Of Those Who Build Cathedrals
On Réjean Ducharme's Swallowed
“The child gods are the worst,” former bricklayer and National Book Award nominee Nell Zink once remarked, adding “There’s something proto-pedophilic about believing kids are more mature than adults.”
This sort of pathological aversion to precociousness—not unlike recent crusades against supposed retail trafficking rings or cannibalistic deep state cabals—may ultimately say more about the accuser than the accused. An anecdote: I once witnessed Zink abandon a bookstore lectern mid-sentence in order to eject a disruptive toddler (alongside parent or guardian) who was noisily chattering several aisles away. For whatever it’s worth, the passage being read on that occasion begins, “A thirteen-year-old girl stands in a landscape made almost entirely of garbage, screaming at a common domestic sow.” (Never let it be said that Zink can’t craft an opening line.) Before the end of the first page, this thirteen-year-old has been whisked off in the care of a “middle-aged American” in khaki shorts. Draw your own conclusions.

---*---

▸ Prompt: Reproduce the essay on Réjean Ducharme's Swallowed in its entirety, word for word. The listing bears no relation to the essay on Réjean Ducharme's Swallowed.

---*---

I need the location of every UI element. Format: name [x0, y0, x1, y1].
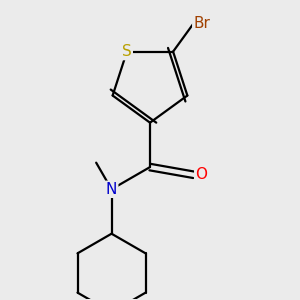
Text: S: S [122, 44, 132, 59]
Text: O: O [195, 167, 207, 182]
Text: Br: Br [193, 16, 210, 31]
Text: N: N [106, 182, 117, 197]
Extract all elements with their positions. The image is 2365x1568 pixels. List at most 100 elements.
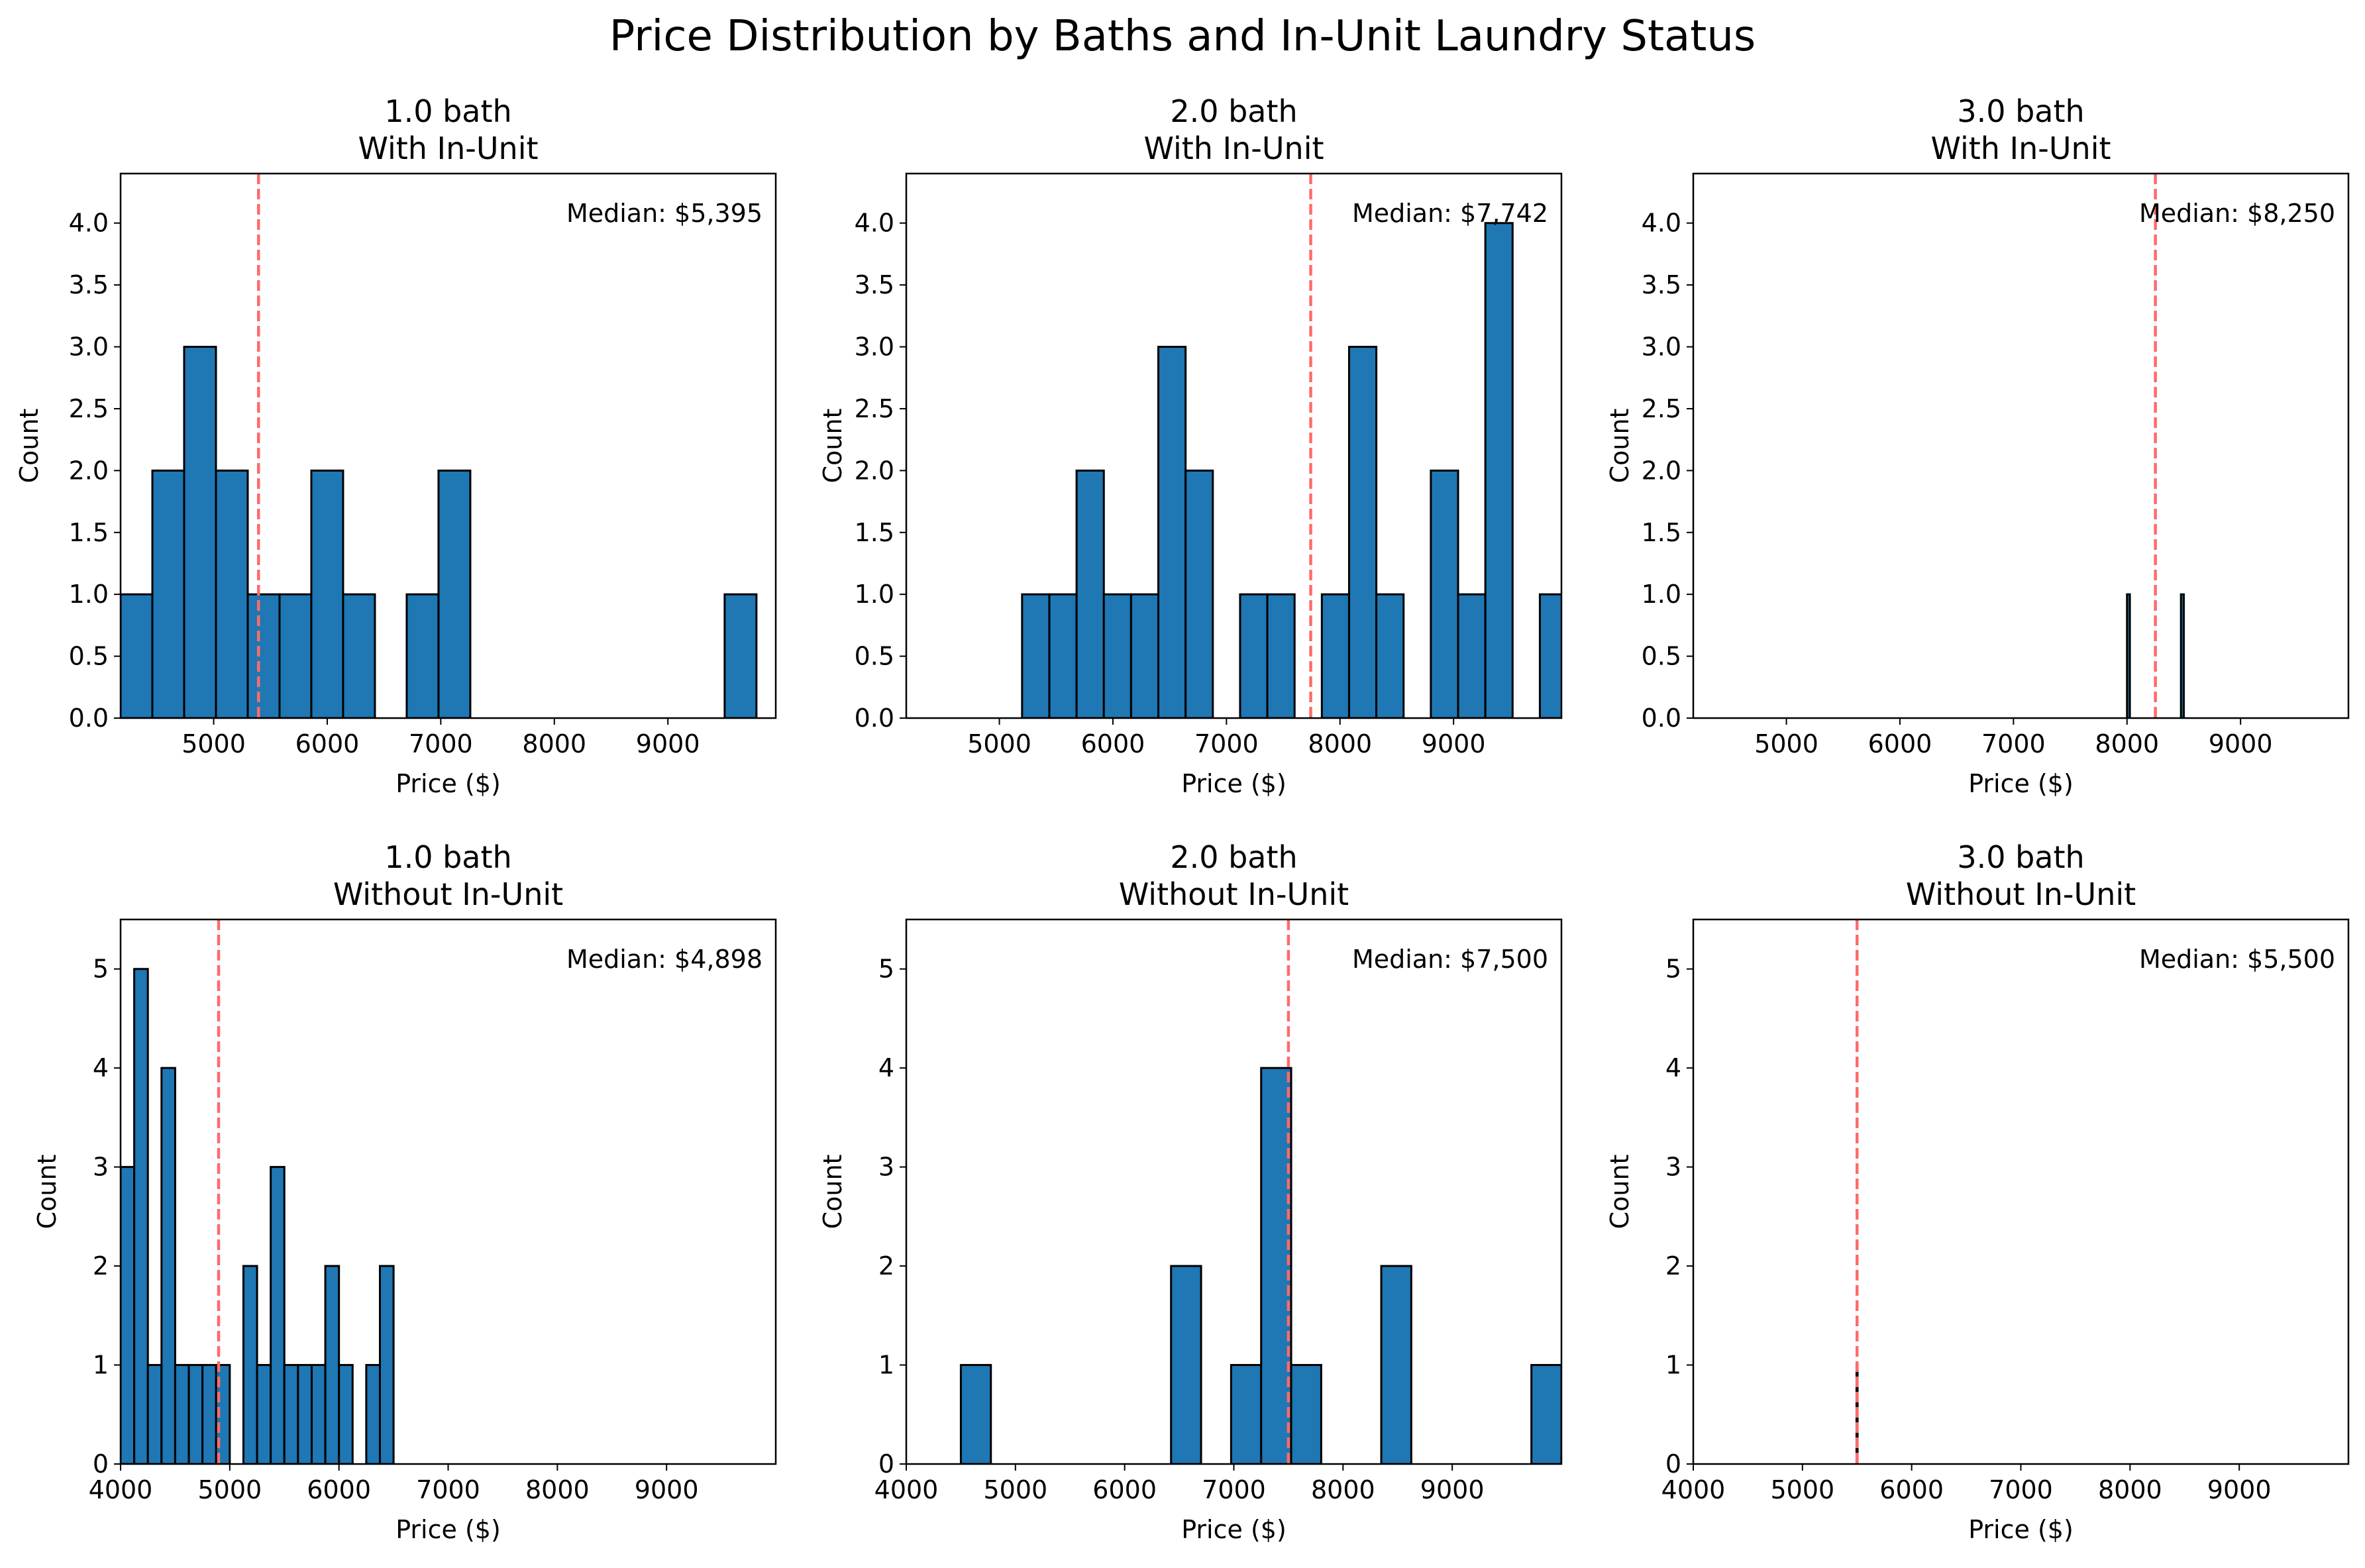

---*---

▸ Solution:
Of Those Who Build Cathedrals
On Réjean Ducharme's Swallowed
“The child gods are the worst,” former bricklayer and National Book Award nominee Nell Zink once remarked, adding “There’s something proto-pedophilic about believing kids are more mature than adults.”
This sort of pathological aversion to precociousness—not unlike recent crusades against supposed retail trafficking rings or cannibalistic deep state cabals—may ultimately say more about the accuser than the accused. An anecdote: I once witnessed Zink abandon a bookstore lectern mid-sentence in order to eject a disruptive toddler (alongside parent or guardian) who was noisily chattering several aisles away. For whatever it’s worth, the passage being read on that occasion begins, “A thirteen-year-old girl stands in a landscape made almost entirely of garbage, screaming at a common domestic sow.” (Never let it be said that Zink can’t craft an opening line.) Before the end of the first page, this thirteen-year-old has been whisked off in the care of a “middle-aged American” in khaki shorts. Draw your own conclusions.